* What you will do
Pull out every line with the word "structured" from the entries below.

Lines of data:
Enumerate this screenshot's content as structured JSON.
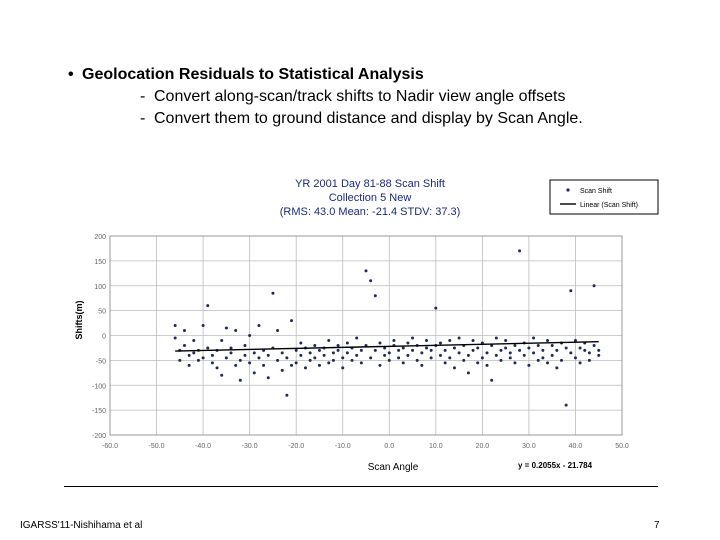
{
  "slide": {
    "bullet": "Geolocation Residuals to Statistical Analysis",
    "subitems": [
      "Convert along-scan/track shifts to Nadir view angle offsets",
      "Convert them to ground distance  and display by Scan Angle."
    ],
    "footer_left": "IGARSS'11-Nishihama et al",
    "page_number": "7"
  },
  "colors": {
    "points": "#1f2a55",
    "trend": "#000000",
    "title": "#1a2a7a",
    "axis_text": "#666666"
  },
  "chart_data": {
    "type": "scatter",
    "title_lines": [
      "YR 2001 Day 81-88 Scan Shift",
      "Collection 5 New",
      "(RMS: 43.0   Mean: -21.4 STDV: 37.3)"
    ],
    "xlabel": "Scan Angle",
    "ylabel": "Shifts(m)",
    "xlim": [
      -60,
      50
    ],
    "ylim": [
      -200,
      200
    ],
    "xticks": [
      -60,
      -50,
      -40,
      -30,
      -20,
      -10,
      0,
      10,
      20,
      30,
      40,
      50
    ],
    "yticks": [
      200,
      150,
      100,
      50,
      0,
      -50,
      -100,
      -150,
      -200
    ],
    "grid": {
      "vertical": true,
      "horizontal": true
    },
    "legend_position": "top-right",
    "legend": [
      "Scan Shift",
      "Linear (Scan Shift)"
    ],
    "equation": "y = 0.2055x - 21.784",
    "trend": {
      "slope": 0.2055,
      "intercept": -21.784,
      "x_range": [
        -46,
        45
      ]
    },
    "points": [
      [
        -46,
        20
      ],
      [
        -46,
        -5
      ],
      [
        -45,
        -30
      ],
      [
        -45,
        -50
      ],
      [
        -44,
        -20
      ],
      [
        -44,
        10
      ],
      [
        -43,
        -40
      ],
      [
        -43,
        -60
      ],
      [
        -42,
        -35
      ],
      [
        -42,
        -10
      ],
      [
        -41,
        -50
      ],
      [
        -41,
        -30
      ],
      [
        -40,
        -45
      ],
      [
        -40,
        20
      ],
      [
        -39,
        60
      ],
      [
        -39,
        -25
      ],
      [
        -38,
        -55
      ],
      [
        -38,
        -40
      ],
      [
        -37,
        -30
      ],
      [
        -37,
        -65
      ],
      [
        -36,
        -10
      ],
      [
        -36,
        -80
      ],
      [
        -35,
        15
      ],
      [
        -35,
        -45
      ],
      [
        -34,
        -35
      ],
      [
        -34,
        -25
      ],
      [
        -33,
        -60
      ],
      [
        -33,
        10
      ],
      [
        -32,
        -50
      ],
      [
        -32,
        -90
      ],
      [
        -31,
        -40
      ],
      [
        -31,
        -20
      ],
      [
        -30,
        -55
      ],
      [
        -30,
        0
      ],
      [
        -29,
        -35
      ],
      [
        -29,
        -75
      ],
      [
        -28,
        -45
      ],
      [
        -28,
        20
      ],
      [
        -27,
        -60
      ],
      [
        -27,
        -30
      ],
      [
        -26,
        -40
      ],
      [
        -26,
        -85
      ],
      [
        -25,
        85
      ],
      [
        -25,
        -25
      ],
      [
        -24,
        -50
      ],
      [
        -24,
        10
      ],
      [
        -23,
        -70
      ],
      [
        -23,
        -35
      ],
      [
        -22,
        -120
      ],
      [
        -22,
        -45
      ],
      [
        -21,
        30
      ],
      [
        -21,
        -60
      ],
      [
        -20,
        -30
      ],
      [
        -20,
        -55
      ],
      [
        -19,
        -40
      ],
      [
        -19,
        -15
      ],
      [
        -18,
        -65
      ],
      [
        -18,
        -25
      ],
      [
        -17,
        -50
      ],
      [
        -17,
        -35
      ],
      [
        -16,
        -20
      ],
      [
        -16,
        -45
      ],
      [
        -15,
        -30
      ],
      [
        -15,
        -60
      ],
      [
        -14,
        -40
      ],
      [
        -14,
        -25
      ],
      [
        -13,
        -55
      ],
      [
        -13,
        -10
      ],
      [
        -12,
        -35
      ],
      [
        -12,
        -50
      ],
      [
        -11,
        -30
      ],
      [
        -11,
        -20
      ],
      [
        -10,
        -45
      ],
      [
        -10,
        -65
      ],
      [
        -9,
        -15
      ],
      [
        -9,
        -35
      ],
      [
        -8,
        -50
      ],
      [
        -8,
        -25
      ],
      [
        -7,
        -40
      ],
      [
        -7,
        -5
      ],
      [
        -6,
        -30
      ],
      [
        -6,
        -55
      ],
      [
        -5,
        130
      ],
      [
        -5,
        -20
      ],
      [
        -4,
        110
      ],
      [
        -4,
        -45
      ],
      [
        -3,
        80
      ],
      [
        -3,
        -30
      ],
      [
        -2,
        -60
      ],
      [
        -2,
        -15
      ],
      [
        -1,
        -40
      ],
      [
        -1,
        -25
      ],
      [
        0,
        -35
      ],
      [
        0,
        -50
      ],
      [
        1,
        -20
      ],
      [
        1,
        -10
      ],
      [
        2,
        -45
      ],
      [
        2,
        -30
      ],
      [
        3,
        -25
      ],
      [
        3,
        -55
      ],
      [
        4,
        -15
      ],
      [
        4,
        -40
      ],
      [
        5,
        -30
      ],
      [
        5,
        -5
      ],
      [
        6,
        -50
      ],
      [
        6,
        -20
      ],
      [
        7,
        -35
      ],
      [
        7,
        -60
      ],
      [
        8,
        -25
      ],
      [
        8,
        -10
      ],
      [
        9,
        -45
      ],
      [
        9,
        -30
      ],
      [
        10,
        55
      ],
      [
        10,
        -20
      ],
      [
        11,
        -40
      ],
      [
        11,
        -15
      ],
      [
        12,
        -55
      ],
      [
        12,
        -30
      ],
      [
        13,
        -10
      ],
      [
        13,
        -45
      ],
      [
        14,
        -25
      ],
      [
        14,
        -65
      ],
      [
        15,
        -35
      ],
      [
        15,
        -5
      ],
      [
        16,
        -50
      ],
      [
        16,
        -20
      ],
      [
        17,
        -40
      ],
      [
        17,
        -75
      ],
      [
        18,
        -30
      ],
      [
        18,
        -10
      ],
      [
        19,
        -55
      ],
      [
        19,
        -25
      ],
      [
        20,
        -45
      ],
      [
        20,
        -15
      ],
      [
        21,
        -35
      ],
      [
        21,
        -60
      ],
      [
        22,
        -20
      ],
      [
        22,
        -90
      ],
      [
        23,
        -40
      ],
      [
        23,
        -5
      ],
      [
        24,
        -30
      ],
      [
        24,
        -50
      ],
      [
        25,
        -25
      ],
      [
        25,
        -10
      ],
      [
        26,
        -45
      ],
      [
        26,
        -35
      ],
      [
        27,
        -20
      ],
      [
        27,
        -55
      ],
      [
        28,
        170
      ],
      [
        28,
        -30
      ],
      [
        29,
        -15
      ],
      [
        29,
        -40
      ],
      [
        30,
        -25
      ],
      [
        30,
        -60
      ],
      [
        31,
        -35
      ],
      [
        31,
        -5
      ],
      [
        32,
        -50
      ],
      [
        32,
        -20
      ],
      [
        33,
        -30
      ],
      [
        33,
        -45
      ],
      [
        34,
        -10
      ],
      [
        34,
        -55
      ],
      [
        35,
        -40
      ],
      [
        35,
        -20
      ],
      [
        36,
        -30
      ],
      [
        36,
        -65
      ],
      [
        37,
        -15
      ],
      [
        37,
        -50
      ],
      [
        38,
        -140
      ],
      [
        38,
        -25
      ],
      [
        39,
        90
      ],
      [
        39,
        -35
      ],
      [
        40,
        -10
      ],
      [
        40,
        -45
      ],
      [
        41,
        -55
      ],
      [
        41,
        -25
      ],
      [
        42,
        -30
      ],
      [
        42,
        -15
      ],
      [
        43,
        -50
      ],
      [
        43,
        -35
      ],
      [
        44,
        100
      ],
      [
        44,
        -20
      ],
      [
        45,
        -40
      ],
      [
        45,
        -30
      ]
    ]
  }
}
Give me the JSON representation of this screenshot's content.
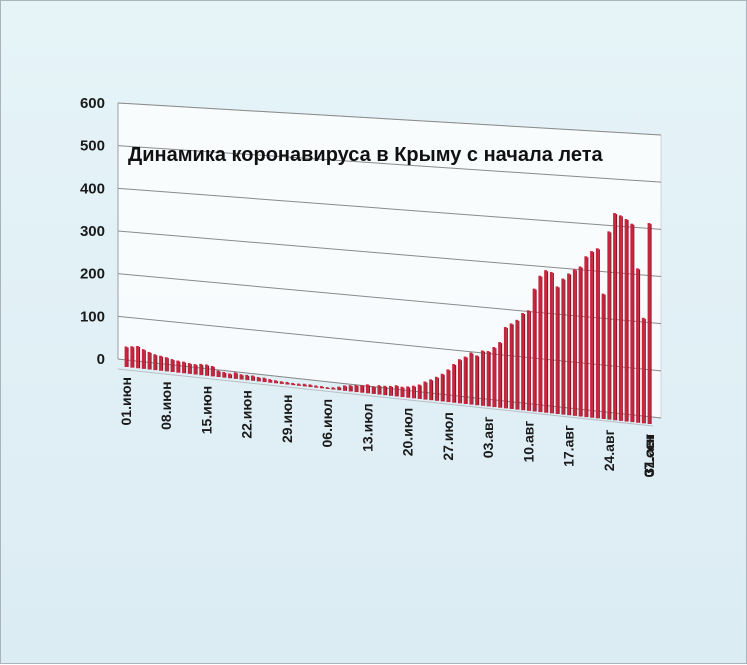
{
  "chart_data": {
    "type": "bar",
    "title": "Динамика  коронавируса в Крыму с начала лета",
    "xlabel": "",
    "ylabel": "",
    "ylim": [
      0,
      600
    ],
    "yticks": [
      0,
      100,
      200,
      300,
      400,
      500,
      600
    ],
    "grid": true,
    "legend": "none",
    "bar_color": "#c8243c",
    "x_tick_labels": [
      "01.июн",
      "08.июн",
      "15.июн",
      "22.июн",
      "29.июн",
      "06.июл",
      "13.июл",
      "20.июл",
      "27.июл",
      "03.авг",
      "10.авг",
      "17.авг",
      "24.авг",
      "31.авг",
      "07.сен"
    ],
    "values": [
      48,
      50,
      52,
      46,
      41,
      37,
      35,
      33,
      30,
      28,
      27,
      25,
      24,
      26,
      26,
      24,
      15,
      13,
      11,
      15,
      12,
      12,
      12,
      10,
      10,
      8,
      7,
      6,
      6,
      5,
      5,
      6,
      6,
      5,
      5,
      4,
      5,
      8,
      12,
      14,
      16,
      17,
      20,
      17,
      21,
      21,
      22,
      25,
      23,
      25,
      28,
      32,
      40,
      46,
      53,
      61,
      72,
      85,
      97,
      104,
      114,
      109,
      121,
      121,
      131,
      143,
      177,
      186,
      195,
      211,
      218,
      266,
      295,
      308,
      305,
      275,
      293,
      305,
      315,
      322,
      345,
      357,
      364,
      268,
      402,
      442,
      438,
      431,
      422,
      328,
      224,
      426
    ]
  }
}
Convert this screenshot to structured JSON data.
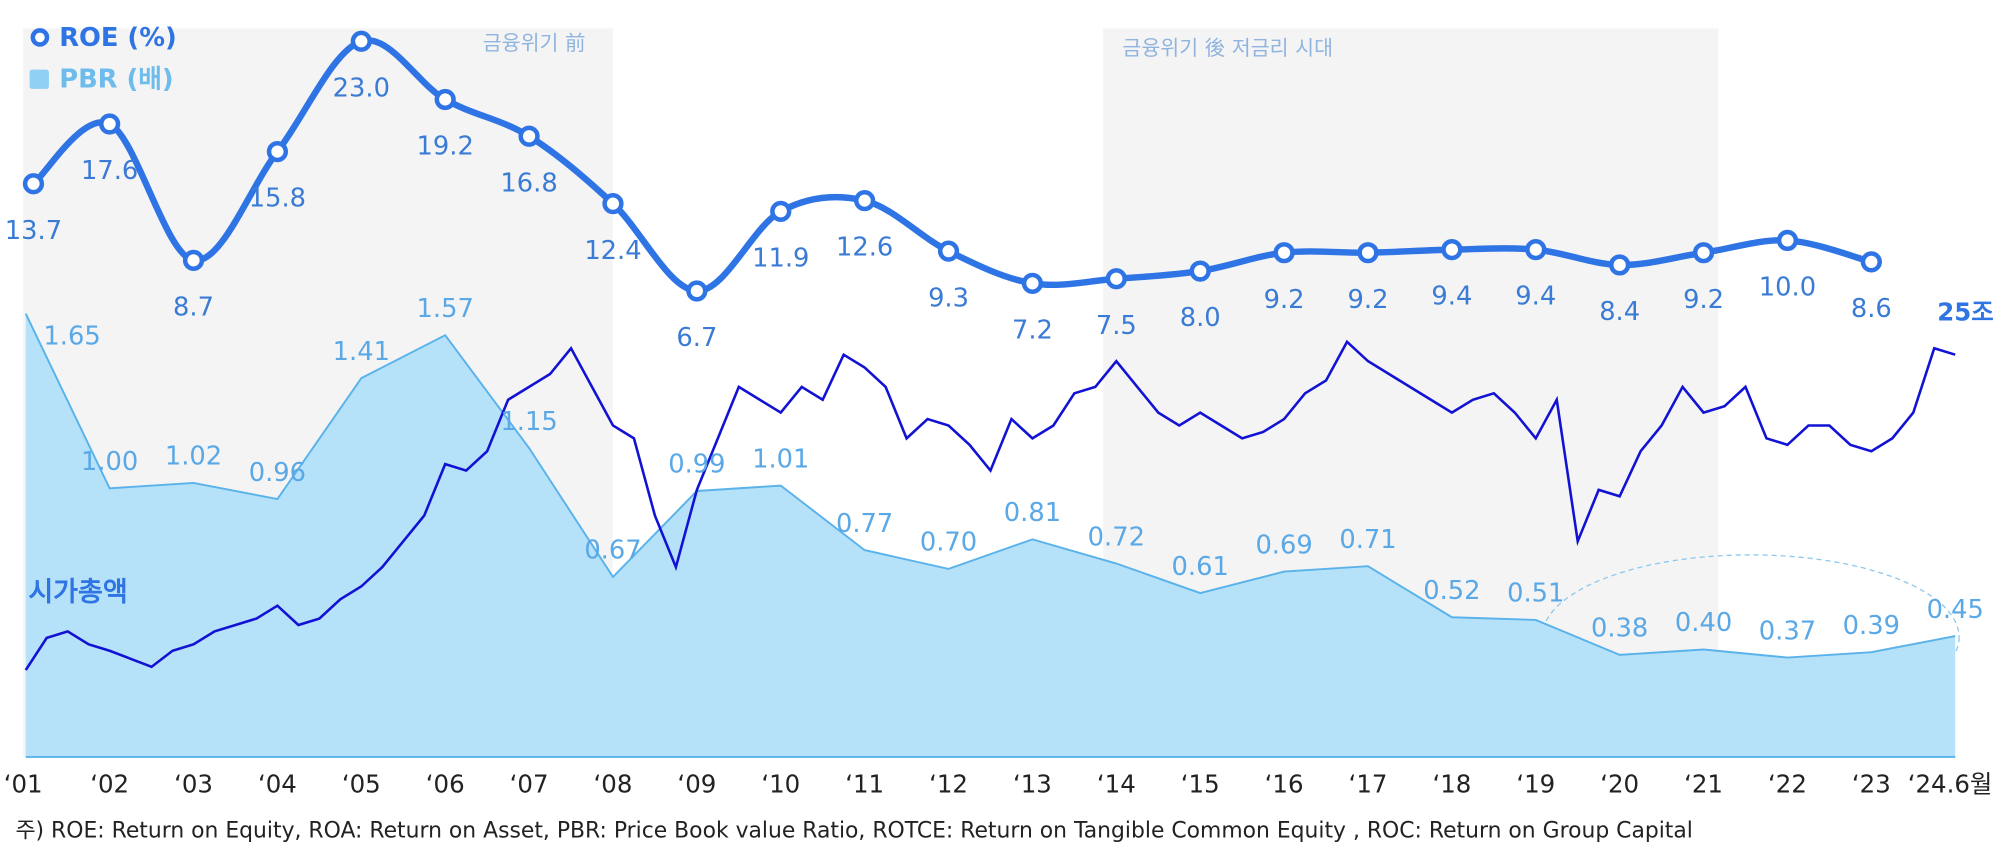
{
  "chart_data": {
    "type": "combo",
    "categories": [
      "‘01",
      "‘02",
      "‘03",
      "‘04",
      "‘05",
      "‘06",
      "‘07",
      "‘08",
      "‘09",
      "‘10",
      "‘11",
      "‘12",
      "‘13",
      "‘14",
      "‘15",
      "‘16",
      "‘17",
      "‘18",
      "‘19",
      "‘20",
      "‘21",
      "‘22",
      "‘23",
      "‘24.6월"
    ],
    "series": [
      {
        "name": "ROE (%)",
        "type": "line",
        "color": "#2f74e4",
        "values": [
          13.7,
          17.6,
          8.7,
          15.8,
          23.0,
          19.2,
          16.8,
          12.4,
          6.7,
          11.9,
          12.6,
          9.3,
          7.2,
          7.5,
          8.0,
          9.2,
          9.2,
          9.4,
          9.4,
          8.4,
          9.2,
          10.0,
          8.6,
          null
        ],
        "value_labels": [
          "13.7",
          "17.6",
          "8.7",
          "15.8",
          "23.0",
          "19.2",
          "16.8",
          "12.4",
          "6.7",
          "11.9",
          "12.6",
          "9.3",
          "7.2",
          "7.5",
          "8.0",
          "9.2",
          "9.2",
          "9.4",
          "9.4",
          "8.4",
          "9.2",
          "10.0",
          "8.6",
          null
        ]
      },
      {
        "name": "PBR (배)",
        "type": "area",
        "color": "#5ab2ea",
        "values": [
          1.65,
          1.0,
          1.02,
          0.96,
          1.41,
          1.57,
          1.15,
          0.67,
          0.99,
          1.01,
          0.77,
          0.7,
          0.81,
          0.72,
          0.61,
          0.69,
          0.71,
          0.52,
          0.51,
          0.38,
          0.4,
          0.37,
          0.39,
          0.45
        ],
        "value_labels": [
          "1.65",
          "1.00",
          "1.02",
          "0.96",
          "1.41",
          "1.57",
          "1.15",
          "0.67",
          "0.99",
          "1.01",
          "0.77",
          "0.70",
          "0.81",
          "0.72",
          "0.61",
          "0.69",
          "0.71",
          "0.52",
          "0.51",
          "0.38",
          "0.40",
          "0.37",
          "0.39",
          "0.45"
        ]
      }
    ],
    "market_cap": {
      "name": "시가총액",
      "color": "#1212d4",
      "end_label": "25조",
      "x": [
        2001,
        2001.25,
        2001.5,
        2001.75,
        2002,
        2002.25,
        2002.5,
        2002.75,
        2003,
        2003.25,
        2003.5,
        2003.75,
        2004,
        2004.25,
        2004.5,
        2004.75,
        2005,
        2005.25,
        2005.5,
        2005.75,
        2006,
        2006.25,
        2006.5,
        2006.75,
        2007,
        2007.25,
        2007.5,
        2007.75,
        2008,
        2008.25,
        2008.5,
        2008.75,
        2009,
        2009.25,
        2009.5,
        2009.75,
        2010,
        2010.25,
        2010.5,
        2010.75,
        2011,
        2011.25,
        2011.5,
        2011.75,
        2012,
        2012.25,
        2012.5,
        2012.75,
        2013,
        2013.25,
        2013.5,
        2013.75,
        2014,
        2014.25,
        2014.5,
        2014.75,
        2015,
        2015.25,
        2015.5,
        2015.75,
        2016,
        2016.25,
        2016.5,
        2016.75,
        2017,
        2017.25,
        2017.5,
        2017.75,
        2018,
        2018.25,
        2018.5,
        2018.75,
        2019,
        2019.25,
        2019.5,
        2019.75,
        2020,
        2020.25,
        2020.5,
        2020.75,
        2021,
        2021.25,
        2021.5,
        2021.75,
        2022,
        2022.25,
        2022.5,
        2022.75,
        2023,
        2023.25,
        2023.5,
        2023.75,
        2024
      ],
      "values": [
        5.4,
        7.4,
        7.8,
        7.0,
        6.6,
        6.1,
        5.6,
        6.6,
        7.0,
        7.8,
        8.2,
        8.6,
        9.4,
        8.2,
        8.6,
        9.8,
        10.6,
        11.8,
        13.4,
        15.0,
        18.2,
        17.8,
        19.0,
        22.2,
        23.0,
        23.8,
        25.4,
        23.0,
        20.6,
        19.8,
        15.0,
        11.8,
        16.6,
        19.8,
        23.0,
        22.2,
        21.4,
        23.0,
        22.2,
        25.0,
        24.2,
        23.0,
        19.8,
        21.0,
        20.6,
        19.4,
        17.8,
        21.0,
        19.8,
        20.6,
        22.6,
        23.0,
        24.6,
        23.0,
        21.4,
        20.6,
        21.4,
        20.6,
        19.8,
        20.2,
        21.0,
        22.6,
        23.4,
        25.8,
        24.6,
        23.8,
        23.0,
        22.2,
        21.4,
        22.2,
        22.6,
        21.4,
        19.8,
        22.2,
        13.4,
        16.6,
        16.2,
        19.0,
        20.6,
        23.0,
        21.4,
        21.8,
        23.0,
        19.8,
        19.4,
        20.6,
        20.6,
        19.4,
        19.0,
        19.8,
        21.4,
        25.4,
        25.0
      ]
    },
    "annotations": [
      "금융위기 前",
      "금융위기 後 저금리 시대"
    ],
    "footnote": "주) ROE: Return on Equity, ROA: Return on Asset, PBR: Price Book value Ratio, ROTCE: Return on Tangible Common Equity , ROC: Return on Group Capital"
  }
}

* Task output
Enumerate this screenshot's content as structured JSON.
Convert this screenshot to structured JSON data.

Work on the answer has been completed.